### Textabschnitt
Der Koran — ein harmonisches Buch?
DER Koran soll gemäß seinem eigenen Zeugnis ebenfalls von dem Gott aus dem Himmel herabgesandt worden sein, der den Kindern Israel den Pentateuch und den Christen das Evangelium gab. Im Gegensatz zum Pentateuch und zum Evangelium sind mit dem Koran jedoch keine Wunder verbunden, die die Behauptung, er sei göttlichen Ursprungs, stützen würden. Die Behauptung, der Koran sei ein literarisches Wunderwerk, wurde bereits in einer früheren Ausgabe der vorliegenden Zeitschrift widerlegt. Einige mosleminische Gelehrte sagen zwar, die Sprache des Korans sei nicht unübertrefflich, doch die darin übermittelten Wahrheiten hätten „unmöglich ohne ein Wunder hervorgebracht werden“ können.
Wenn der Koran wirklich die Schatzkammer göttlicher Wahrheiten ist, sollten wir dann nicht vor allem erwarten können, daß er ein harmonisches Buch ist, also keine inneren Widersprüche enthält? Ganz gewiß. Ist das aber der Fall? Nein, im Gegenteil! Bei einem sorgfältigen Studium des Korans stoßen wir nicht nur auf viele Widersprüche, sondern stellen auch fest, daß ihr Vorhandensein stillschweigend zugegeben wird, indem man sich bemüht, sie wegzuerklären. Folgende Beispiele mögen das veranschaulichen:
„Wenn wir einen Vers im Koran hinwegnehmen und einen anderen an dessen Stelle setzen — und Allah muß doch wahrlich die Richtigkeit seiner Offenbarungen am besten kennen —, so sagen sie, daß dies eine Erfindung von dir sei; doch der größte Teil von ihnen versteht nichts davon.“ Ferner lesen wir: „Verwerfen wir gegebene Zeichen des Buches (im Koran) oder heißen wir sie vergessen, so gibt unsere Offenbarung gleich Gutes dafür oder Besseres. Weißt du denn nicht, daß Allah allmächtig ist?“ (Eine erläuternde Fußnote in Ullmanns deutscher Übersetzung [neu bearbeitet und erläutert von L. W.-Winter] lautet: „Über 200 Verse wurden auf Allahs Geheiß einer neuen Rechtssituation angepaßt und abgeändert.“) — Sure 16:102; 2:107.

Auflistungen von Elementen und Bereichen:
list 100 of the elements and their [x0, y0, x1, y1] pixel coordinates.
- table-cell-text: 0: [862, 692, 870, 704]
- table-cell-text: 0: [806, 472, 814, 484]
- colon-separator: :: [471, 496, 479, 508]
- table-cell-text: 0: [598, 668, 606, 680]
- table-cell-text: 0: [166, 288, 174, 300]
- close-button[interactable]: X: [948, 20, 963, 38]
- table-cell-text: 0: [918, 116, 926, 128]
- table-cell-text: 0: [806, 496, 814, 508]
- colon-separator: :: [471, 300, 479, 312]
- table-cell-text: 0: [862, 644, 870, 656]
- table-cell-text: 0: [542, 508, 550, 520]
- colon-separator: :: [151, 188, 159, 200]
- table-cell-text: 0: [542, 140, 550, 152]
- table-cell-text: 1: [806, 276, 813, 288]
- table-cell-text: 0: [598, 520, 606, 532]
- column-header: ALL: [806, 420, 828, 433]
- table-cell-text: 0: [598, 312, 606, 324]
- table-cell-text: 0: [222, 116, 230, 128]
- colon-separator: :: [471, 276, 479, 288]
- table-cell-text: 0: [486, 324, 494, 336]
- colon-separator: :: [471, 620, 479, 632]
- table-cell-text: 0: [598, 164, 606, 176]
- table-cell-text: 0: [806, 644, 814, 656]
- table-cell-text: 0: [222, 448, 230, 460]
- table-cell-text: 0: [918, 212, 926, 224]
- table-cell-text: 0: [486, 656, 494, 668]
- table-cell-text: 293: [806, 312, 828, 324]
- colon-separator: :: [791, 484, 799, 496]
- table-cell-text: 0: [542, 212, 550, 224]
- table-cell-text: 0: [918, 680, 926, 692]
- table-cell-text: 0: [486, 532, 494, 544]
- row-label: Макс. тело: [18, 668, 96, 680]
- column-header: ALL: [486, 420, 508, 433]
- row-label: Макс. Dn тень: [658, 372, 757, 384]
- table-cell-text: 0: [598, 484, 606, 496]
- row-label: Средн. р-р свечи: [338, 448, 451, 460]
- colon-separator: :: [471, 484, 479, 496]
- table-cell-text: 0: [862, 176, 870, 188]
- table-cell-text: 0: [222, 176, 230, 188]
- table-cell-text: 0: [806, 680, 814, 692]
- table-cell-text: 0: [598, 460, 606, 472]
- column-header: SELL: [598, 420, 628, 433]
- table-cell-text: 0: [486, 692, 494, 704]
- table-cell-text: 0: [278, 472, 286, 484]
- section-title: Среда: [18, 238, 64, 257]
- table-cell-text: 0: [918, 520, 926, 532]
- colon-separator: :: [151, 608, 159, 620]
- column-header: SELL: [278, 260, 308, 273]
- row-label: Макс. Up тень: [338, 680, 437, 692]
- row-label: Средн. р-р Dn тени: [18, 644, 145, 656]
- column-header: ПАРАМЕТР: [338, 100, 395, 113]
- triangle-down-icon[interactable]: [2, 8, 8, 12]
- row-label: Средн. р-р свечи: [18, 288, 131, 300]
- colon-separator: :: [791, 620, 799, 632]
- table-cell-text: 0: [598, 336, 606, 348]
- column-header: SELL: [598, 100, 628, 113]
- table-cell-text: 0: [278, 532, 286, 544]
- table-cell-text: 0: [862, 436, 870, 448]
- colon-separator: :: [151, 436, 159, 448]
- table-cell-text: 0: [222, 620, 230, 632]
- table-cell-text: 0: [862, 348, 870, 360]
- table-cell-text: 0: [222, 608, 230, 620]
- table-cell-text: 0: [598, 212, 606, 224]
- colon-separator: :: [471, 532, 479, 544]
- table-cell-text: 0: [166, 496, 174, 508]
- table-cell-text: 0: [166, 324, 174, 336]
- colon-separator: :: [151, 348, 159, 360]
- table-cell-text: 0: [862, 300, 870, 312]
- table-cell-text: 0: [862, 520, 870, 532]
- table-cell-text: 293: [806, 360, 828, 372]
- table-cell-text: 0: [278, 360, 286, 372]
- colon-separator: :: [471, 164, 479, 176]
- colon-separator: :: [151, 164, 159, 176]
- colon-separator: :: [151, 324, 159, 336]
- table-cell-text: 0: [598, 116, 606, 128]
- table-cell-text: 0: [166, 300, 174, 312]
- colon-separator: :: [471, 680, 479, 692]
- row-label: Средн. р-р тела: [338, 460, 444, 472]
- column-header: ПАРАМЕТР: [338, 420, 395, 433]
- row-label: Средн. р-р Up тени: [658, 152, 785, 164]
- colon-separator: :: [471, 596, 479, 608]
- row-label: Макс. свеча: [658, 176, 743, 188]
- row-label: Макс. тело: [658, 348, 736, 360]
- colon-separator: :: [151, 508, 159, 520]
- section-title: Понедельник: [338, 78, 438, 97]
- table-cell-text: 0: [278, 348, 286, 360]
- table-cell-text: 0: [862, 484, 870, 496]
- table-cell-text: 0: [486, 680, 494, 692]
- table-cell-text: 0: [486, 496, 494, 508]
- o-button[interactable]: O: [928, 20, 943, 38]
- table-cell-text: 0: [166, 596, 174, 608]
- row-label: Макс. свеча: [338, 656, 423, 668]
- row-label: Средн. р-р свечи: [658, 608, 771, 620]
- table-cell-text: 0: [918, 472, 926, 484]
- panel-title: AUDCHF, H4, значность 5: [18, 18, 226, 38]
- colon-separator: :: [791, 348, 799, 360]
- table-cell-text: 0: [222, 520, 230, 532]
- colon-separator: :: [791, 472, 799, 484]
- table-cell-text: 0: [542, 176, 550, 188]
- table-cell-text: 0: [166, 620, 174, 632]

### Aufgabe
Führe den Textabschnitt über den Koran im Anschluss an seinen letzten Satz weiter.

### Die Antwort
Warum sollte es aber Allah für nötig finden, irgendwelche Offenbarungen oder Verse abzuändern, zu ersetzen, zu streichen, zu annullieren oder zu abrogieren? Ist das nicht gerade ein schlagender Beweis gegen die Behauptung, Gott sei der Urheber des Korans? Fanden es Moses, Christus Jesus, der Apostel Paulus oder ein anderer Diener Jehovas, durch den uns die göttliche Wahrheit übermittelt wurde, für nötig, etwas abzuändern oder aufzuheben? Ist das nicht gerade ein Zeichen für Unzulänglichkeit? Wird durch die folgenden Worte nicht stillschweigend zugegeben, daß der Koran mindestens einige Widersprüche enthält: „Wollen sie denn nicht über den Koran aufmerksam nachdenken? Wäre er nicht von Allah, so müßten sich viele Widersprüche darin finden“? — Sure 4:83.
KEIN ZWANG ZUM GLAUBEN?
Wahrscheinlich das offensichtlichste Beispiel dafür, wie sich der Koran widerspricht, ist das, was er über den Zwang zum Glauben sagt. Man beachte, wie in den folgenden Worten jeglicher Zwang verboten wird: „Zwingt keinen zum Glauben.“ „[Dir] obliegt ... nur Predigt.“ „Ich bin nicht zum Wächter über euch [die Ungläubigen] eingesetzt.“ „Wolltest du also wohl die Menschen zwingen, daß sie Gläubige werden sollen? Keine Seele kann ohne den Willen Allahs glauben.“ „[Dir] obliegt ... nur, zu predigen, uns steht die Entscheidung zu.“ „Gehorch aber nicht den Ungläubigen und den Heuchlern und unterlaß es, ihnen zu schaden.“ (Fußnote) „Rufe mit Weisheit und mit milder Ermahnung die Menschen auf den Weg deines Herrn, und wenn du mit ihnen streitest, so tu es auf die sanfteste Weise.“ (Sure 2:257; 3:21; 6:105; 10:100, 101; 13:41; 33:49; 16:126) Diese Worte sind gewiß unzweideutig, und stimmen mit den Grundsätzen der Gerechtigkeit überein.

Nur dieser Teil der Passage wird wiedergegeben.